Structured figure records
begin
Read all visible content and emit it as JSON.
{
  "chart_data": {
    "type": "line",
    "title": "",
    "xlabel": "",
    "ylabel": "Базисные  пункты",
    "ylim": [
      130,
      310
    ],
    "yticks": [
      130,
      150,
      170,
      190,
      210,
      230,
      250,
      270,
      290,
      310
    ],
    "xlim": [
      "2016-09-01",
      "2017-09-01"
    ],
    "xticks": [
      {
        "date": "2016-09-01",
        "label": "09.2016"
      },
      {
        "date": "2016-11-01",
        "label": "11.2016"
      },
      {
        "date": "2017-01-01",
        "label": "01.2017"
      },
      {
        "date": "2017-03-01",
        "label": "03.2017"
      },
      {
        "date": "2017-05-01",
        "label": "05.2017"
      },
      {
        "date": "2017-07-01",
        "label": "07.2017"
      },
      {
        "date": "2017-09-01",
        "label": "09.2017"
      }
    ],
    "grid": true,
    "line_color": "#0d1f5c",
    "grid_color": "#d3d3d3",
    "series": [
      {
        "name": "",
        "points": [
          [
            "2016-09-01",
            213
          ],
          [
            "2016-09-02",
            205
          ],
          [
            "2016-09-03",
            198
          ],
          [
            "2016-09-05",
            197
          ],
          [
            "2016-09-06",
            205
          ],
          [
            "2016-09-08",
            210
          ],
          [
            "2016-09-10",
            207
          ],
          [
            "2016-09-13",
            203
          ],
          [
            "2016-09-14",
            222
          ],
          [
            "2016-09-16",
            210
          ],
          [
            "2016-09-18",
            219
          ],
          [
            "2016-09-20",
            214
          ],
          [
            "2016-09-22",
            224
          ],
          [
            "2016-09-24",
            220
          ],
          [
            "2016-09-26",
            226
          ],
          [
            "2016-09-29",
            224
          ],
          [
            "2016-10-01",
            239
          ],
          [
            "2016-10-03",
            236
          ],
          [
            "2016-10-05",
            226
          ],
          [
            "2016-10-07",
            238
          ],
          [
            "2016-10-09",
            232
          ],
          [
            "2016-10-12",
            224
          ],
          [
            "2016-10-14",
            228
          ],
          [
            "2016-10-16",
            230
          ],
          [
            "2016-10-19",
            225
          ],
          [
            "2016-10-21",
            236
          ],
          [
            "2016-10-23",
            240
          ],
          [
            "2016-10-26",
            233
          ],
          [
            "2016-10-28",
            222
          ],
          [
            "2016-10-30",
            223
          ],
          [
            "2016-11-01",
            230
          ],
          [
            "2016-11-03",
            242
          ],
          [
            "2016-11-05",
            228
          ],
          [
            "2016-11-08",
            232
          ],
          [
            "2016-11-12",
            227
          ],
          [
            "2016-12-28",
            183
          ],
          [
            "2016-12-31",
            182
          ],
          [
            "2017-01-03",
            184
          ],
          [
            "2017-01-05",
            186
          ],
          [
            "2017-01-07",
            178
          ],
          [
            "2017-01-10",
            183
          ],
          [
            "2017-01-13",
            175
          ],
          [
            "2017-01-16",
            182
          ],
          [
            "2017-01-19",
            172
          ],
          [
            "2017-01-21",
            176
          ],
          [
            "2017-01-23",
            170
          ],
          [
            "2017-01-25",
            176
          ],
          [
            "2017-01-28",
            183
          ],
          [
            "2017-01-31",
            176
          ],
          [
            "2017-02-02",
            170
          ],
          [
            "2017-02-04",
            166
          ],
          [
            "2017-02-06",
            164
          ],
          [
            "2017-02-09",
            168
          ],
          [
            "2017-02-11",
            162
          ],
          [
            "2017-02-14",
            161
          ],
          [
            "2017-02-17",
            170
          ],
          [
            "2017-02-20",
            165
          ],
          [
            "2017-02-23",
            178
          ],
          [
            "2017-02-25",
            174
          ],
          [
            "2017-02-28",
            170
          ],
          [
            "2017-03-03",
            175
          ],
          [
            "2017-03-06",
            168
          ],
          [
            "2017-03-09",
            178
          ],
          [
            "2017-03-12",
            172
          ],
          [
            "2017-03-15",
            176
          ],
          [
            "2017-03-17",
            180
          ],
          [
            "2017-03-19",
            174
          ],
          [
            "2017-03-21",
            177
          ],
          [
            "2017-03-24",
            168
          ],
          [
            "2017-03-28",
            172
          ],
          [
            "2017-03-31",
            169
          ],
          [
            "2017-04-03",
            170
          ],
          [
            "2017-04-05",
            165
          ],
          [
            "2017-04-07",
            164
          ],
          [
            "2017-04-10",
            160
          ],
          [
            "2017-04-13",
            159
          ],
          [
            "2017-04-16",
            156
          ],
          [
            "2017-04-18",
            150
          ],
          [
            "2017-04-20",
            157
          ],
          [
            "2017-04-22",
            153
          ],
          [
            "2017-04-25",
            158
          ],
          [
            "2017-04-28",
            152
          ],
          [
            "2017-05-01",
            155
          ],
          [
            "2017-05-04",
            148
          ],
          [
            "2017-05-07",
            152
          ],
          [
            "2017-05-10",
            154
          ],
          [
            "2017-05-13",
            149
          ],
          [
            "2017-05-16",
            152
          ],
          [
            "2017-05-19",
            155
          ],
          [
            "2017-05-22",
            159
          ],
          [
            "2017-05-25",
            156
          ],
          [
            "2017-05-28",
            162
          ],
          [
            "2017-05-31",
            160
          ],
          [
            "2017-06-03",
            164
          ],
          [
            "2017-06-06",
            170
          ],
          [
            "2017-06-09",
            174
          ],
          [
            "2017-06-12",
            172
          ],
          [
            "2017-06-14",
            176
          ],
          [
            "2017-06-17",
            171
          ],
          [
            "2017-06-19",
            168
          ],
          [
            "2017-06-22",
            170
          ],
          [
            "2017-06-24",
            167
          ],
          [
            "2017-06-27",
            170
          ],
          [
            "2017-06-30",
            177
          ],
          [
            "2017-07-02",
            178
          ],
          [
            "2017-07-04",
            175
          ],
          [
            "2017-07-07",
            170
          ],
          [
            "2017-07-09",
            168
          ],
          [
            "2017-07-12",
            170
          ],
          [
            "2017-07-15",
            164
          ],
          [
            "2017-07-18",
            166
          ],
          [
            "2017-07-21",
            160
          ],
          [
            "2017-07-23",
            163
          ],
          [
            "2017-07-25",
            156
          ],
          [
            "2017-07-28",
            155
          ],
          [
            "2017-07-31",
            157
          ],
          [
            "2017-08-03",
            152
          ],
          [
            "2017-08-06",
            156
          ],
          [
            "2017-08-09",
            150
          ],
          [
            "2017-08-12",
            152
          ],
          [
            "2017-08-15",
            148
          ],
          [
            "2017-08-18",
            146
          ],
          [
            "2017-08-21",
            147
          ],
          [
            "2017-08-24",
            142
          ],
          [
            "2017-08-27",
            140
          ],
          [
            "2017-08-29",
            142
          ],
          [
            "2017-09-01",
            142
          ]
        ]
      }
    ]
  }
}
end
**What this task involves:**
Check each line above for the word "date" and copy the ones that have it.

**Final result:**
        "date": "2016-09-01",
        "date": "2016-11-01",
        "date": "2017-01-01",
        "date": "2017-03-01",
        "date": "2017-05-01",
        "date": "2017-07-01",
        "date": "2017-09-01",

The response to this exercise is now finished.